Work to do
Please render every line of the entries below as a Markdown table with two columns, Row and Line, numbering the rows and omitting blank lines. Leave the pictures out.
········
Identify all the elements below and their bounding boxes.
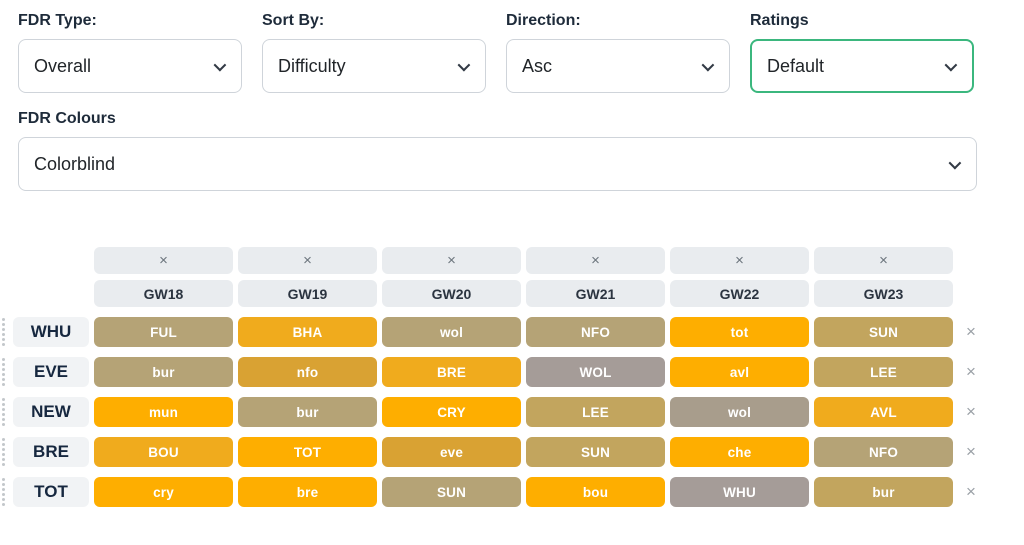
- filter-group-fdr-type: FDR Type: Overall: [18, 12, 242, 93]
- fixture-cell[interactable]: WHU: [670, 477, 809, 507]
- gw-remove-button[interactable]: ×: [238, 247, 377, 274]
- gw-remove-button[interactable]: ×: [670, 247, 809, 274]
- fixture-cell[interactable]: NFO: [814, 437, 953, 467]
- chevron-down-icon: [213, 58, 227, 71]
- fixture-cell[interactable]: TOT: [238, 437, 377, 467]
- team-label: NEW: [13, 397, 89, 427]
- row-remove-button[interactable]: ×: [966, 322, 976, 341]
- chevron-down-icon: [948, 156, 962, 169]
- row-drag-handle[interactable]: [2, 438, 8, 466]
- fixture-cell[interactable]: tot: [670, 317, 809, 347]
- fixture-cell[interactable]: mun: [94, 397, 233, 427]
- fixture-cell[interactable]: nfo: [238, 357, 377, 387]
- row-remove-button[interactable]: ×: [966, 442, 976, 461]
- fixture-cell[interactable]: SUN: [526, 437, 665, 467]
- fixture-cell[interactable]: FUL: [94, 317, 233, 347]
- gw-remove-button[interactable]: ×: [382, 247, 521, 274]
- row-remove-button[interactable]: ×: [966, 402, 976, 421]
- team-label: WHU: [13, 317, 89, 347]
- fdr-colours-select[interactable]: Colorblind: [18, 137, 977, 191]
- fixture-cell[interactable]: bur: [814, 477, 953, 507]
- gw-label: GW20: [382, 280, 521, 307]
- chevron-down-icon: [457, 58, 471, 71]
- team-label: BRE: [13, 437, 89, 467]
- fixture-cell[interactable]: avl: [670, 357, 809, 387]
- fixture-cell[interactable]: che: [670, 437, 809, 467]
- ratings-label: Ratings: [750, 12, 809, 29]
- ratings-select[interactable]: Default: [750, 39, 974, 93]
- chevron-down-icon: [701, 58, 715, 71]
- fixture-cell[interactable]: SUN: [814, 317, 953, 347]
- gw-label: GW21: [526, 280, 665, 307]
- fixture-cell[interactable]: wol: [670, 397, 809, 427]
- fixture-cell[interactable]: bur: [94, 357, 233, 387]
- gw-remove-button[interactable]: ×: [814, 247, 953, 274]
- gw-column-header: × GW21: [526, 247, 665, 307]
- chevron-down-icon: [944, 58, 958, 71]
- direction-select[interactable]: Asc: [506, 39, 730, 93]
- fixture-cell[interactable]: BRE: [382, 357, 521, 387]
- fixture-cell[interactable]: BHA: [238, 317, 377, 347]
- sort-by-label: Sort By:: [262, 12, 325, 29]
- row-drag-handle[interactable]: [2, 358, 8, 386]
- fixture-cell[interactable]: bur: [238, 397, 377, 427]
- filter-group-ratings: Ratings Default: [750, 12, 974, 93]
- gw-column-header: × GW20: [382, 247, 521, 307]
- fixture-cell[interactable]: cry: [94, 477, 233, 507]
- gw-label: GW22: [670, 280, 809, 307]
- fixture-cell[interactable]: NFO: [526, 317, 665, 347]
- gw-column-header: × GW22: [670, 247, 809, 307]
- sort-by-select[interactable]: Difficulty: [262, 39, 486, 93]
- fixture-cell[interactable]: WOL: [526, 357, 665, 387]
- fixture-cell[interactable]: wol: [382, 317, 521, 347]
- fixture-cell[interactable]: LEE: [526, 397, 665, 427]
- fdr-type-value: Overall: [34, 55, 92, 76]
- direction-value: Asc: [522, 55, 553, 76]
- filter-row: FDR Type: Overall Sort By: Difficulty Di…: [18, 12, 1006, 93]
- gw-label: GW19: [238, 280, 377, 307]
- direction-label: Direction:: [506, 12, 581, 29]
- fixture-cell[interactable]: bou: [526, 477, 665, 507]
- fdr-type-select[interactable]: Overall: [18, 39, 242, 93]
- row-remove-button[interactable]: ×: [966, 482, 976, 501]
- gw-remove-button[interactable]: ×: [526, 247, 665, 274]
- fdr-colours-value: Colorblind: [34, 153, 116, 174]
- fixture-cell[interactable]: eve: [382, 437, 521, 467]
- row-drag-handle[interactable]: [2, 398, 8, 426]
- row-remove-button[interactable]: ×: [966, 362, 976, 381]
- fdr-type-label: FDR Type:: [18, 12, 97, 29]
- gw-column-header: × GW19: [238, 247, 377, 307]
- fdr-table: × GW18 × GW19 × GW20 × GW21 × GW22 × GW23 WHU FUL BHA w…: [0, 247, 1024, 507]
- team-label: EVE: [13, 357, 89, 387]
- fixture-cell[interactable]: LEE: [814, 357, 953, 387]
- fdr-colours-label: FDR Colours: [18, 110, 116, 127]
- fixture-cell[interactable]: SUN: [382, 477, 521, 507]
- sort-by-value: Difficulty: [278, 55, 346, 76]
- gw-column-header: × GW18: [94, 247, 233, 307]
- filter-group-fdr-colours: FDR Colours Colorblind: [18, 110, 1006, 191]
- fixture-cell[interactable]: CRY: [382, 397, 521, 427]
- gw-label: GW18: [94, 280, 233, 307]
- row-drag-handle[interactable]: [2, 318, 8, 346]
- fixture-cell[interactable]: AVL: [814, 397, 953, 427]
- fixture-cell[interactable]: BOU: [94, 437, 233, 467]
- team-label: TOT: [13, 477, 89, 507]
- row-drag-handle[interactable]: [2, 478, 8, 506]
- ratings-value: Default: [767, 55, 825, 76]
- filters-section: FDR Type: Overall Sort By: Difficulty Di…: [0, 0, 1024, 191]
- gw-column-header: × GW23: [814, 247, 953, 307]
- gw-remove-button[interactable]: ×: [94, 247, 233, 274]
- filter-group-direction: Direction: Asc: [506, 12, 730, 93]
- gw-label: GW23: [814, 280, 953, 307]
- fixture-cell[interactable]: bre: [238, 477, 377, 507]
- filter-group-sort-by: Sort By: Difficulty: [262, 12, 486, 93]
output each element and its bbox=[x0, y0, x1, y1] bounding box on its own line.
········
Solved problem
| Row | Line |
|---|---|
| 1 | Identify all the elements below and their bounding boxes. |
| 2 | - filter-group-fdr-type: FDR Type: Overall: [18, 12, 242, 93] |
| 3 | - fixture-cell[interactable]: WHU: [670, 477, 809, 507] |
| 4 | - gw-remove-button[interactable]: ×: [238, 247, 377, 274] |
| 5 | - gw-remove-button[interactable]: ×: [670, 247, 809, 274] |
| 6 | - fixture-cell[interactable]: NFO: [814, 437, 953, 467] |
| 7 | - chevron-down-icon: [213, 58, 227, 71] |
| 8 | - fixture-cell[interactable]: TOT: [238, 437, 377, 467] |
| 9 | - team-label: NEW: [13, 397, 89, 427] |
| 10 | - row-remove-button[interactable]: ×: [966, 322, 976, 341] |
| 11 | - chevron-down-icon: [948, 156, 962, 169] |
| 12 | - row-drag-handle[interactable]: [2, 438, 8, 466] |
| 13 | - fixture-cell[interactable]: tot: [670, 317, 809, 347] |
| 14 | - fixture-cell[interactable]: mun: [94, 397, 233, 427] |
| 15 | - fixture-cell[interactable]: nfo: [238, 357, 377, 387] |
| 16 | - row-remove-button[interactable]: ×: [966, 442, 976, 461] |
| 17 | - fixture-cell[interactable]: SUN: [526, 437, 665, 467] |
| 18 | - fixture-cell[interactable]: FUL: [94, 317, 233, 347] |
| 19 | - gw-remove-button[interactable]: ×: [382, 247, 521, 274] |
| 20 | - row-remove-button[interactable]: ×: [966, 402, 976, 421] |
| 21 | - team-label: WHU: [13, 317, 89, 347] |
| 22 | - fdr-colours-select[interactable]: Colorblind: [18, 137, 977, 191] |
| 23 | - fixture-cell[interactable]: bur: [814, 477, 953, 507] |
| 24 | - gw-label: GW20: [382, 280, 521, 307] |
| 25 | - chevron-down-icon: [457, 58, 471, 71] |
| 26 | - team-label: BRE: [13, 437, 89, 467] |
| 27 | - fixture-cell[interactable]: avl: [670, 357, 809, 387] |
| 28 | - fixture-cell[interactable]: che: [670, 437, 809, 467] |
| 29 | - ratings-label: Ratings: [750, 12, 809, 29] |
| 30 | - ratings-select[interactable]: Default: [750, 39, 974, 93] |
| 31 | - chevron-down-icon: [701, 58, 715, 71] |
| 32 | - fixture-cell[interactable]: SUN: [814, 317, 953, 347] |
| 33 | - gw-label: GW21: [526, 280, 665, 307] |
| 34 | - fixture-cell[interactable]: wol: [670, 397, 809, 427] |
| 35 | - fixture-cell[interactable]: bur: [94, 357, 233, 387] |
| 36 | - gw-remove-button[interactable]: ×: [814, 247, 953, 274] |
| 37 | - gw-column-header: × GW21: [526, 247, 665, 307] |
| 38 | - chevron-down-icon: [944, 58, 958, 71] |
| 39 | - direction-select[interactable]: Asc: [506, 39, 730, 93] |
| 40 | - fixture-cell[interactable]: BRE: [382, 357, 521, 387] |
| 41 | - fixture-cell[interactable]: BHA: [238, 317, 377, 347] |
| 42 | - sort-by-label: Sort By:: [262, 12, 325, 29] |
| 43 | - row-drag-handle[interactable]: [2, 358, 8, 386] |
| 44 | - fixture-cell[interactable]: bur: [238, 397, 377, 427] |
| 45 | - filter-group-ratings: Ratings Default: [750, 12, 974, 93] |
| 46 | - gw-column-header: × GW20: [382, 247, 521, 307] |
| 47 | - fixture-cell[interactable]: cry: [94, 477, 233, 507] |
| 48 | - gw-label: GW22: [670, 280, 809, 307] |
| 49 | - fixture-cell[interactable]: NFO: [526, 317, 665, 347] |
| 50 | - gw-column-header: × GW22: [670, 247, 809, 307] |
| 51 | - sort-by-select[interactable]: Difficulty: [262, 39, 486, 93] |
| 52 | - fixture-cell[interactable]: WOL: [526, 357, 665, 387] |
| 53 | - fixture-cell[interactable]: wol: [382, 317, 521, 347] |
| 54 | - fixture-cell[interactable]: LEE: [526, 397, 665, 427] |
| 55 | - fdr-type-value: Overall: [34, 55, 92, 76] |
| 56 | - direction-value: Asc: [522, 55, 553, 76] |
| 57 | - filter-row: FDR Type: Overall Sort By: Difficulty Di…: [18, 12, 1006, 93] |
| 58 | - gw-label: GW19: [238, 280, 377, 307] |
| 59 | - direction-label: Direction:: [506, 12, 581, 29] |
| 60 | - fixture-cell[interactable]: bou: [526, 477, 665, 507] |
| 61 | - fdr-type-select[interactable]: Overall: [18, 39, 242, 93] |
| 62 | - row-remove-button[interactable]: ×: [966, 482, 976, 501] |
| 63 | - gw-remove-button[interactable]: ×: [526, 247, 665, 274] |
| 64 | - fdr-colours-value: Colorblind: [34, 153, 116, 174] |
| 65 | - fixture-cell[interactable]: eve: [382, 437, 521, 467] |
| 66 | - row-drag-handle[interactable]: [2, 398, 8, 426] |
| 67 | - row-remove-button[interactable]: ×: [966, 362, 976, 381] |
| 68 | - fdr-type-label: FDR Type:: [18, 12, 97, 29] |
| 69 | - gw-column-header: × GW19: [238, 247, 377, 307] |
| 70 | - fdr-table: × GW18 × GW19 × GW20 × GW21 × GW22 × GW23 WHU FUL BHA w…: [0, 247, 1024, 507] |
| 71 | - team-label: EVE: [13, 357, 89, 387] |
| 72 | - fixture-cell[interactable]: LEE: [814, 357, 953, 387] |
| 73 | - fdr-colours-label: FDR Colours: [18, 110, 116, 127] |
| 74 | - fixture-cell[interactable]: SUN: [382, 477, 521, 507] |
| 75 | - sort-by-value: Difficulty: [278, 55, 346, 76] |
| 76 | - gw-column-header: × GW18: [94, 247, 233, 307] |
| 77 | - filter-group-fdr-colours: FDR Colours Colorblind: [18, 110, 1006, 191] |
| 78 | - fixture-cell[interactable]: CRY: [382, 397, 521, 427] |
| 79 | - gw-label: GW18: [94, 280, 233, 307] |
| 80 | - row-drag-handle[interactable]: [2, 318, 8, 346] |
| 81 | - fixture-cell[interactable]: AVL: [814, 397, 953, 427] |
| 82 | - fixture-cell[interactable]: BOU: [94, 437, 233, 467] |
| 83 | - team-label: TOT: [13, 477, 89, 507] |
| 84 | - row-drag-handle[interactable]: [2, 478, 8, 506] |
| 85 | - ratings-value: Default: [767, 55, 825, 76] |
| 86 | - filters-section: FDR Type: Overall Sort By: Difficulty Di…: [0, 0, 1024, 191] |
| 87 | - gw-column-header: × GW23: [814, 247, 953, 307] |
| 88 | - gw-remove-button[interactable]: ×: [94, 247, 233, 274] |
| 89 | - filter-group-direction: Direction: Asc: [506, 12, 730, 93] |
| 90 | - gw-label: GW23: [814, 280, 953, 307] |
| 91 | - fixture-cell[interactable]: bre: [238, 477, 377, 507] |
| 92 | - filter-group-sort-by: Sort By: Difficulty: [262, 12, 486, 93] |
| 93 | output each element and its bbox=[x0, y0, x1, y1] bounding box on its own line. |